■ **OBJECTIVE**: In the material below, list every line carrying the string "Ability".

■ **DATASET RECORDS**:

=-=-=

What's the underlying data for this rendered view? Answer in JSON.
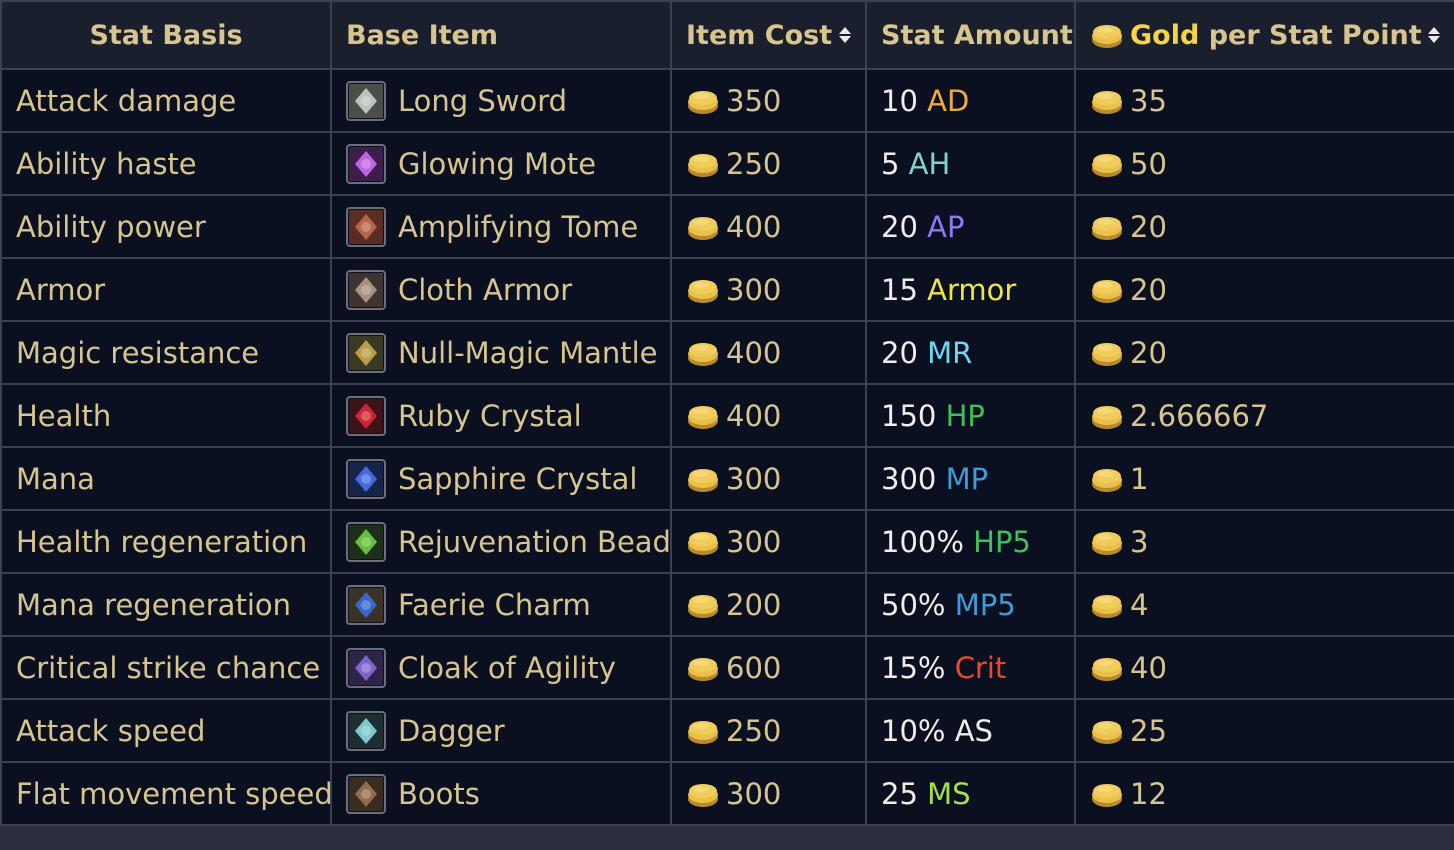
{
  "header": {
    "stat_basis": "Stat Basis",
    "base_item": "Base Item",
    "item_cost": "Item Cost",
    "stat_amount": "Stat Amount",
    "gold_word": "Gold",
    "per_stat_point": " per Stat Point"
  },
  "rows": [
    {
      "stat": "Attack damage",
      "item": "Long Sword",
      "icon": "long-sword-icon",
      "icon_bg": "#4a4f4a",
      "icon_fg": "#c9cfc6",
      "cost": "350",
      "amount": "10",
      "unit": "AD",
      "unit_color": "#f0a93c",
      "gps": "35"
    },
    {
      "stat": "Ability haste",
      "item": "Glowing Mote",
      "icon": "glowing-mote-icon",
      "icon_bg": "#3b1e4a",
      "icon_fg": "#d06cf0",
      "cost": "250",
      "amount": "5",
      "unit": "AH",
      "unit_color": "#7fd3c9",
      "gps": "50"
    },
    {
      "stat": "Ability power",
      "item": "Amplifying Tome",
      "icon": "amplifying-tome-icon",
      "icon_bg": "#5a2d24",
      "icon_fg": "#c26a4a",
      "cost": "400",
      "amount": "20",
      "unit": "AP",
      "unit_color": "#8a7cf0",
      "gps": "20"
    },
    {
      "stat": "Armor",
      "item": "Cloth Armor",
      "icon": "cloth-armor-icon",
      "icon_bg": "#3d3431",
      "icon_fg": "#b59a8c",
      "cost": "300",
      "amount": "15",
      "unit": "Armor",
      "unit_color": "#f0e24a",
      "gps": "20"
    },
    {
      "stat": "Magic resistance",
      "item": "Null-Magic Mantle",
      "icon": "null-magic-mantle-icon",
      "icon_bg": "#3a3a24",
      "icon_fg": "#c9a84a",
      "cost": "400",
      "amount": "20",
      "unit": "MR",
      "unit_color": "#6fd7f0",
      "gps": "20"
    },
    {
      "stat": "Health",
      "item": "Ruby Crystal",
      "icon": "ruby-crystal-icon",
      "icon_bg": "#3a1418",
      "icon_fg": "#e0263a",
      "cost": "400",
      "amount": "150",
      "unit": "HP",
      "unit_color": "#3fbf5a",
      "gps": "2.666667"
    },
    {
      "stat": "Mana",
      "item": "Sapphire Crystal",
      "icon": "sapphire-crystal-icon",
      "icon_bg": "#16244a",
      "icon_fg": "#4a72f0",
      "cost": "300",
      "amount": "300",
      "unit": "MP",
      "unit_color": "#3f9ad8",
      "gps": "1"
    },
    {
      "stat": "Health regeneration",
      "item": "Rejuvenation Bead",
      "icon": "rejuvenation-bead-icon",
      "icon_bg": "#1f2e1a",
      "icon_fg": "#6ad040",
      "cost": "300",
      "amount": "100%",
      "unit": "HP5",
      "unit_color": "#3fbf5a",
      "gps": "3"
    },
    {
      "stat": "Mana regeneration",
      "item": "Faerie Charm",
      "icon": "faerie-charm-icon",
      "icon_bg": "#3a3222",
      "icon_fg": "#3a6ae0",
      "cost": "200",
      "amount": "50%",
      "unit": "MP5",
      "unit_color": "#3f9ad8",
      "gps": "4"
    },
    {
      "stat": "Critical strike chance",
      "item": "Cloak of Agility",
      "icon": "cloak-of-agility-icon",
      "icon_bg": "#2e2448",
      "icon_fg": "#8a6ad8",
      "cost": "600",
      "amount": "15%",
      "unit": "Crit",
      "unit_color": "#e84a2a",
      "gps": "40"
    },
    {
      "stat": "Attack speed",
      "item": "Dagger",
      "icon": "dagger-icon",
      "icon_bg": "#1e2e30",
      "icon_fg": "#8ad8e0",
      "cost": "250",
      "amount": "10%",
      "unit": "AS",
      "unit_color": "#f0eee8",
      "gps": "25"
    },
    {
      "stat": "Flat movement speed",
      "item": "Boots",
      "icon": "boots-icon",
      "icon_bg": "#3a2c20",
      "icon_fg": "#9a7450",
      "cost": "300",
      "amount": "25",
      "unit": "MS",
      "unit_color": "#a0e050",
      "gps": "12"
    }
  ],
  "colors": {
    "gold_coin": "#e8c04a",
    "gold_text": "#d8c48e"
  }
}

=-=-=

■ **ANSWER TO THE PROBLEM**:
      "stat": "Ability haste",
      "stat": "Ability power",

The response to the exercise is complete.